**Your task**
Reproduce this listing in full.

Figure data in JSON

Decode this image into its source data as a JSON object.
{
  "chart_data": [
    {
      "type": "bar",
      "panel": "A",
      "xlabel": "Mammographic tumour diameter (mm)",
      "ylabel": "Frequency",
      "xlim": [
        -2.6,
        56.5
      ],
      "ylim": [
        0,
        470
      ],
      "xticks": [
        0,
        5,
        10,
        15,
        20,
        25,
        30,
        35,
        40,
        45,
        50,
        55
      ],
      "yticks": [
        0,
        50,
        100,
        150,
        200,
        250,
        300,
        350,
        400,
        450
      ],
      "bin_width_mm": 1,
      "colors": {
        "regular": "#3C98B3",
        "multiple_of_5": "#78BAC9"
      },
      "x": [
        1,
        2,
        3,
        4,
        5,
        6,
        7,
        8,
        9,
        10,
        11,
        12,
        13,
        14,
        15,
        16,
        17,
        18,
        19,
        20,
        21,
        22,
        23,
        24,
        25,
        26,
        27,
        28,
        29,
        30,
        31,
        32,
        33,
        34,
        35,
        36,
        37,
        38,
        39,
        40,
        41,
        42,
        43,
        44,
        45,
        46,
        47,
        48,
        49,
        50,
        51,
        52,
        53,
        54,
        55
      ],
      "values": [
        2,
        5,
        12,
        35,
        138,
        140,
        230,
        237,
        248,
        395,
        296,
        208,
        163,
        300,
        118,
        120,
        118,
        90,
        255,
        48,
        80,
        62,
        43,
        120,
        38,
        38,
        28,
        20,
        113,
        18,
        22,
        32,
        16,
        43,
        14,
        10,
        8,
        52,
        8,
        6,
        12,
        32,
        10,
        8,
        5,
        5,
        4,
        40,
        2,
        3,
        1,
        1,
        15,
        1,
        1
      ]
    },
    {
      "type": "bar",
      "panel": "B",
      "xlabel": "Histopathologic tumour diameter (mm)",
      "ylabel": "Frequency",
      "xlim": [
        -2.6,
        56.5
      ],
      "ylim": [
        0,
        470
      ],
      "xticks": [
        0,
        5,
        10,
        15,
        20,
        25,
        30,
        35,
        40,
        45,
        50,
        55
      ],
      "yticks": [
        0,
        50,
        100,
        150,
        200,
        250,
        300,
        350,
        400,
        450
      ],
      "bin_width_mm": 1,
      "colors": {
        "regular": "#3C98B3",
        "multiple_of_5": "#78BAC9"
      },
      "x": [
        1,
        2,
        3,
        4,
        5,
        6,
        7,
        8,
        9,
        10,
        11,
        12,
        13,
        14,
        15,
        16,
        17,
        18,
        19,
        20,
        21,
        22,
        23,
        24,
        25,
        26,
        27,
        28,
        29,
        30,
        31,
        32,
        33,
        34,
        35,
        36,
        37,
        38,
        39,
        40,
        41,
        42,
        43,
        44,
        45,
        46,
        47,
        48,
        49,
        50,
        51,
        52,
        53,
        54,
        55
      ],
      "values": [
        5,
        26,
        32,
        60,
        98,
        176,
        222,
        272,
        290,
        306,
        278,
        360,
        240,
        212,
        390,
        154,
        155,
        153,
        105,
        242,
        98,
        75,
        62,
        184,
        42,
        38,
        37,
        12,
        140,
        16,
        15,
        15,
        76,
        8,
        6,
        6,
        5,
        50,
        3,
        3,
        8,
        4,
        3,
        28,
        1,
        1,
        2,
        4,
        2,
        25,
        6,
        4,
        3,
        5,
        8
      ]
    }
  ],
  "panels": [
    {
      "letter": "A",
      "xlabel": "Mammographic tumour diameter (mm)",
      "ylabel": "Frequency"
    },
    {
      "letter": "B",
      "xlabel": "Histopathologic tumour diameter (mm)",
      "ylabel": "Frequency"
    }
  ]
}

**Solved exercise**
Decode this image into its source data as a JSON object.
{
  "chart_data": [
    {
      "type": "bar",
      "panel": "A",
      "xlabel": "Mammographic tumour diameter (mm)",
      "ylabel": "Frequency",
      "xlim": [
        -2.6,
        56.5
      ],
      "ylim": [
        0,
        470
      ],
      "xticks": [
        0,
        5,
        10,
        15,
        20,
        25,
        30,
        35,
        40,
        45,
        50,
        55
      ],
      "yticks": [
        0,
        50,
        100,
        150,
        200,
        250,
        300,
        350,
        400,
        450
      ],
      "bin_width_mm": 1,
      "colors": {
        "regular": "#3C98B3",
        "multiple_of_5": "#78BAC9"
      },
      "x": [
        1,
        2,
        3,
        4,
        5,
        6,
        7,
        8,
        9,
        10,
        11,
        12,
        13,
        14,
        15,
        16,
        17,
        18,
        19,
        20,
        21,
        22,
        23,
        24,
        25,
        26,
        27,
        28,
        29,
        30,
        31,
        32,
        33,
        34,
        35,
        36,
        37,
        38,
        39,
        40,
        41,
        42,
        43,
        44,
        45,
        46,
        47,
        48,
        49,
        50,
        51,
        52,
        53,
        54,
        55
      ],
      "values": [
        2,
        5,
        12,
        35,
        138,
        140,
        230,
        237,
        248,
        395,
        296,
        208,
        163,
        300,
        118,
        120,
        118,
        90,
        255,
        48,
        80,
        62,
        43,
        120,
        38,
        38,
        28,
        20,
        113,
        18,
        22,
        32,
        16,
        43,
        14,
        10,
        8,
        52,
        8,
        6,
        12,
        32,
        10,
        8,
        5,
        5,
        4,
        40,
        2,
        3,
        1,
        1,
        15,
        1,
        1
      ]
    },
    {
      "type": "bar",
      "panel": "B",
      "xlabel": "Histopathologic tumour diameter (mm)",
      "ylabel": "Frequency",
      "xlim": [
        -2.6,
        56.5
      ],
      "ylim": [
        0,
        470
      ],
      "xticks": [
        0,
        5,
        10,
        15,
        20,
        25,
        30,
        35,
        40,
        45,
        50,
        55
      ],
      "yticks": [
        0,
        50,
        100,
        150,
        200,
        250,
        300,
        350,
        400,
        450
      ],
      "bin_width_mm": 1,
      "colors": {
        "regular": "#3C98B3",
        "multiple_of_5": "#78BAC9"
      },
      "x": [
        1,
        2,
        3,
        4,
        5,
        6,
        7,
        8,
        9,
        10,
        11,
        12,
        13,
        14,
        15,
        16,
        17,
        18,
        19,
        20,
        21,
        22,
        23,
        24,
        25,
        26,
        27,
        28,
        29,
        30,
        31,
        32,
        33,
        34,
        35,
        36,
        37,
        38,
        39,
        40,
        41,
        42,
        43,
        44,
        45,
        46,
        47,
        48,
        49,
        50,
        51,
        52,
        53,
        54,
        55
      ],
      "values": [
        5,
        26,
        32,
        60,
        98,
        176,
        222,
        272,
        290,
        306,
        278,
        360,
        240,
        212,
        390,
        154,
        155,
        153,
        105,
        242,
        98,
        75,
        62,
        184,
        42,
        38,
        37,
        12,
        140,
        16,
        15,
        15,
        76,
        8,
        6,
        6,
        5,
        50,
        3,
        3,
        8,
        4,
        3,
        28,
        1,
        1,
        2,
        4,
        2,
        25,
        6,
        4,
        3,
        5,
        8
      ]
    }
  ],
  "panels": [
    {
      "letter": "A",
      "xlabel": "Mammographic tumour diameter (mm)",
      "ylabel": "Frequency"
    },
    {
      "letter": "B",
      "xlabel": "Histopathologic tumour diameter (mm)",
      "ylabel": "Frequency"
    }
  ]
}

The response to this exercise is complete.